| Work to complete |
Copy out every line in the entries below that includes "Помощникъ".

| Input rows |
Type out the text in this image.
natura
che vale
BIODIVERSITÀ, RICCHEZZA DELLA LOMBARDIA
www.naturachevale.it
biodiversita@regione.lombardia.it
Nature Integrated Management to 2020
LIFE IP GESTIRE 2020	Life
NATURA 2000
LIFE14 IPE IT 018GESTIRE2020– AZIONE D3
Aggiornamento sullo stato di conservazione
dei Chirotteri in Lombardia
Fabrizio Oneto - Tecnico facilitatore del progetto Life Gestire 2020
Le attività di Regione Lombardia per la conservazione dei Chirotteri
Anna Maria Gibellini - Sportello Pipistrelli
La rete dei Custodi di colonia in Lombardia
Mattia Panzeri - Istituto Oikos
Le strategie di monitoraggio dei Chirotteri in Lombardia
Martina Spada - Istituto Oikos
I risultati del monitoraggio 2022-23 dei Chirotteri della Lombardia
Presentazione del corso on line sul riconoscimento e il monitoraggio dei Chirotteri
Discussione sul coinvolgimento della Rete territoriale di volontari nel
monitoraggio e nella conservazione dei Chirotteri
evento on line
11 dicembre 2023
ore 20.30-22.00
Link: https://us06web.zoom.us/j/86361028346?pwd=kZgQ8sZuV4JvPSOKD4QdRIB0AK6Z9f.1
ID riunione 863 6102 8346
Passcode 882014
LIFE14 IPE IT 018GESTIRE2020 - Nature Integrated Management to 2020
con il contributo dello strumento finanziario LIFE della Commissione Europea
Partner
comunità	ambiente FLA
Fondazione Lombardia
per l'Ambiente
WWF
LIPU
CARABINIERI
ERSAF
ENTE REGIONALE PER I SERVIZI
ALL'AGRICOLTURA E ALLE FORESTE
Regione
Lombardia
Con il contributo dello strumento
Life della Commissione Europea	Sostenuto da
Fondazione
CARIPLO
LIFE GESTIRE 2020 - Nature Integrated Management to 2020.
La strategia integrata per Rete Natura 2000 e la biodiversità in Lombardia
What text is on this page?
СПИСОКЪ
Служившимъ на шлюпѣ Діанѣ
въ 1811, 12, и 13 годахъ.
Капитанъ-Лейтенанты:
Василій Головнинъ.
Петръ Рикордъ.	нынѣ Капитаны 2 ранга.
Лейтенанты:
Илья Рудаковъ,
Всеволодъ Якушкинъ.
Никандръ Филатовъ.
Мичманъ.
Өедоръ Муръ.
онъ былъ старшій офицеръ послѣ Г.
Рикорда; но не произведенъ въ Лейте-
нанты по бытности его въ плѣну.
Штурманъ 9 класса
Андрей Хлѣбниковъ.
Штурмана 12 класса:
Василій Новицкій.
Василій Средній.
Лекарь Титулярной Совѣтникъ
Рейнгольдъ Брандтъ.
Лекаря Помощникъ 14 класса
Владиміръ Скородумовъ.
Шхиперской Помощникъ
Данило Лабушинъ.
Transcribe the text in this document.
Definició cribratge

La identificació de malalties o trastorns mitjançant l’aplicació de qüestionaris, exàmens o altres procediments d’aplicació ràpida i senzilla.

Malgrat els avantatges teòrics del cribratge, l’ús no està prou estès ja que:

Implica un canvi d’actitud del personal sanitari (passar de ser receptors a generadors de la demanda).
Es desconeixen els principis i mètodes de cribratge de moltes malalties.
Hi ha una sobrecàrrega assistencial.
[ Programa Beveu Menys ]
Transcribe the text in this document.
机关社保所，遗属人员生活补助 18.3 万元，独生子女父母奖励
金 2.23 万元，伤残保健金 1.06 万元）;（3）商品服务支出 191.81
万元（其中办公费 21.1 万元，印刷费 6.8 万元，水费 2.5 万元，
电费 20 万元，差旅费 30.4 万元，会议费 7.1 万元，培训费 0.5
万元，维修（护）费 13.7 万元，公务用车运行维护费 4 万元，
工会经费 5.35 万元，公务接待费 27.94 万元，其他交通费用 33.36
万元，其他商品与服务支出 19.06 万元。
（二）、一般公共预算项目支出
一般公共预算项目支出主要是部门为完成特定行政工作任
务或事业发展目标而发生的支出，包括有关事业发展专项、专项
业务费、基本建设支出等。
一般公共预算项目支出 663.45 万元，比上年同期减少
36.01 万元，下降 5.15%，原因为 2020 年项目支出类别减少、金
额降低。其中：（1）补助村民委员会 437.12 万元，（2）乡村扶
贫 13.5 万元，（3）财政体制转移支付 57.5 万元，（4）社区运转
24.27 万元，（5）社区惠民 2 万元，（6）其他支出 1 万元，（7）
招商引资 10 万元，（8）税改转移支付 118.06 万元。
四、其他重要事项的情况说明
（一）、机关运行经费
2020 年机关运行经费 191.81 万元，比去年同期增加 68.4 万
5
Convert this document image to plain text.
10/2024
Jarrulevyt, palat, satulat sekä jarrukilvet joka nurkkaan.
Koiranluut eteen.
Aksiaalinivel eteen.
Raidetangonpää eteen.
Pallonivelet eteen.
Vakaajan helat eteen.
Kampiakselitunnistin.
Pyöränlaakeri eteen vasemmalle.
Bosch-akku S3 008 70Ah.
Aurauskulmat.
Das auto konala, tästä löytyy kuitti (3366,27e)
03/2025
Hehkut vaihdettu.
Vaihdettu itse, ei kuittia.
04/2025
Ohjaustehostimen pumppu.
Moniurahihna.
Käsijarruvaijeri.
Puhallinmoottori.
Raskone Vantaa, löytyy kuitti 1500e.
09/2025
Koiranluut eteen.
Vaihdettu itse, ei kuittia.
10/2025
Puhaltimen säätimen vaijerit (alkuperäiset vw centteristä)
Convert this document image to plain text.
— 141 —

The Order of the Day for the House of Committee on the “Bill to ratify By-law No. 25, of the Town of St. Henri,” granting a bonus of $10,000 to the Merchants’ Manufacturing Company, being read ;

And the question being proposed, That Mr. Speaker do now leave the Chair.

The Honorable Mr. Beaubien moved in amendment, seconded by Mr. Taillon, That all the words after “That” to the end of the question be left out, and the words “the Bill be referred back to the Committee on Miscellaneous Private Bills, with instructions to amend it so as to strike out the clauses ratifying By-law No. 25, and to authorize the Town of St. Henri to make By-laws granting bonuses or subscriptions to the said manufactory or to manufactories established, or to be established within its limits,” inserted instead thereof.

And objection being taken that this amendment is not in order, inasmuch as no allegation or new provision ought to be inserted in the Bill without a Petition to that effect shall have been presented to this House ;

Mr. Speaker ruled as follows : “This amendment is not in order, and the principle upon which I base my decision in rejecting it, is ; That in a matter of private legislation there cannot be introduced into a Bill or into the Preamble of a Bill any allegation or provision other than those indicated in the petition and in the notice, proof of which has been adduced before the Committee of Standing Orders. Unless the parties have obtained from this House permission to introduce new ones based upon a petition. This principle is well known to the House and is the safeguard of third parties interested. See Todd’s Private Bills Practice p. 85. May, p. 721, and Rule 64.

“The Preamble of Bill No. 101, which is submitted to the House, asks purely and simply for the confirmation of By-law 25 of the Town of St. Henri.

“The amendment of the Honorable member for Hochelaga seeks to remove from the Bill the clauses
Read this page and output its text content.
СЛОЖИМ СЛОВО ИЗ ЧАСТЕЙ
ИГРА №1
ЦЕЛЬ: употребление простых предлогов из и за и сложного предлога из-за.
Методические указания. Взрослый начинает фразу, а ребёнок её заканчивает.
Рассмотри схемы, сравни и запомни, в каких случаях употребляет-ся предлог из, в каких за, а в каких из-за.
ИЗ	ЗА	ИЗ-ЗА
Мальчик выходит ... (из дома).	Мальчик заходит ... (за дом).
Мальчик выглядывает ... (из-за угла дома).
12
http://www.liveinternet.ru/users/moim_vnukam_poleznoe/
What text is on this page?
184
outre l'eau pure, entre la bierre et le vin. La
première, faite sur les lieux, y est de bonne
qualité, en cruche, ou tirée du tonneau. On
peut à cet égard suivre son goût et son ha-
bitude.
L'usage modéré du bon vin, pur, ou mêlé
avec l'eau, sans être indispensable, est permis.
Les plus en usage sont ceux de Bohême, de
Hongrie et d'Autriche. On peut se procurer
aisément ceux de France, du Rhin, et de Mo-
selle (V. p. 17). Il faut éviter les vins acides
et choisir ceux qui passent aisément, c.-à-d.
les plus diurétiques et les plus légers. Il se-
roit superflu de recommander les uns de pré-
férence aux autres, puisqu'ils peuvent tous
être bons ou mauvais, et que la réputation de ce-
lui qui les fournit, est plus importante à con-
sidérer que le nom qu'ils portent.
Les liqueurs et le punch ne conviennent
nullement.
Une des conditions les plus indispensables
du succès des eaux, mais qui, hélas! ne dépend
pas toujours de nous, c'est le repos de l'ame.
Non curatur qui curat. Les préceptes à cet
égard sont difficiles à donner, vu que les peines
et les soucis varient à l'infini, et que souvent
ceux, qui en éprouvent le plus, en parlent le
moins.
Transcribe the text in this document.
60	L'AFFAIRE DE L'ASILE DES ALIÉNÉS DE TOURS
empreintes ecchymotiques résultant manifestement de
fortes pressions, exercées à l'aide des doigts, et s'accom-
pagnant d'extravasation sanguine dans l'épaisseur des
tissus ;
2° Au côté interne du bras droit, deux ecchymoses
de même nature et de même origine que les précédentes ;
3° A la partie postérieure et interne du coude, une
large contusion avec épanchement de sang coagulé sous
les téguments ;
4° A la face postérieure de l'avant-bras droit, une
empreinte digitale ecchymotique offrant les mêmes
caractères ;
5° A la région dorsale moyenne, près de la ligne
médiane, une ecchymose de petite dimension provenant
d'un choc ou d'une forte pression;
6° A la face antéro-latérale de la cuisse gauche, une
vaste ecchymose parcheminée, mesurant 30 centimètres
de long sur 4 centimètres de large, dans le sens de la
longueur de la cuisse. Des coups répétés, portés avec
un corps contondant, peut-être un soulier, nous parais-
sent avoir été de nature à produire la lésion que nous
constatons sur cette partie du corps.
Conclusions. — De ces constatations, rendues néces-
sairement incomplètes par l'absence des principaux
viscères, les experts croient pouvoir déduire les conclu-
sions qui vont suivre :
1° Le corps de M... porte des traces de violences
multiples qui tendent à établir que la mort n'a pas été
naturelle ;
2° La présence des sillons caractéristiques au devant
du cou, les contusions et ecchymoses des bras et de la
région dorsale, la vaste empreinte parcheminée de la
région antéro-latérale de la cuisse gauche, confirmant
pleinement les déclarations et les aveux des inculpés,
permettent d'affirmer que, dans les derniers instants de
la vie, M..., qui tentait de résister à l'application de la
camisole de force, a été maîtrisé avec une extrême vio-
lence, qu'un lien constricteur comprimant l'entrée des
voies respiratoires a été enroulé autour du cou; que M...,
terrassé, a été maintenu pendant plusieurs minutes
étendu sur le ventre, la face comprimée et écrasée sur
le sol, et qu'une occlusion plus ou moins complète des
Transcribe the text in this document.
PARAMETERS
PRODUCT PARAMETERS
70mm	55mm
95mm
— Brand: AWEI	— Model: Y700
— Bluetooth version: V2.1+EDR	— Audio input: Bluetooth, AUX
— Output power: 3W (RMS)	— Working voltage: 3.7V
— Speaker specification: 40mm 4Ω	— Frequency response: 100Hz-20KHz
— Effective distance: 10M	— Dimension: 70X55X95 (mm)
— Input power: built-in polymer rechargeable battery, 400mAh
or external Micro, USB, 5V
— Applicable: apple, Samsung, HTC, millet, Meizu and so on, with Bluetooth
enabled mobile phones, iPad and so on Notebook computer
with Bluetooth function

| Problem solution |
Лекаря Помощникъ 14 класса
Шхиперской Помощникъ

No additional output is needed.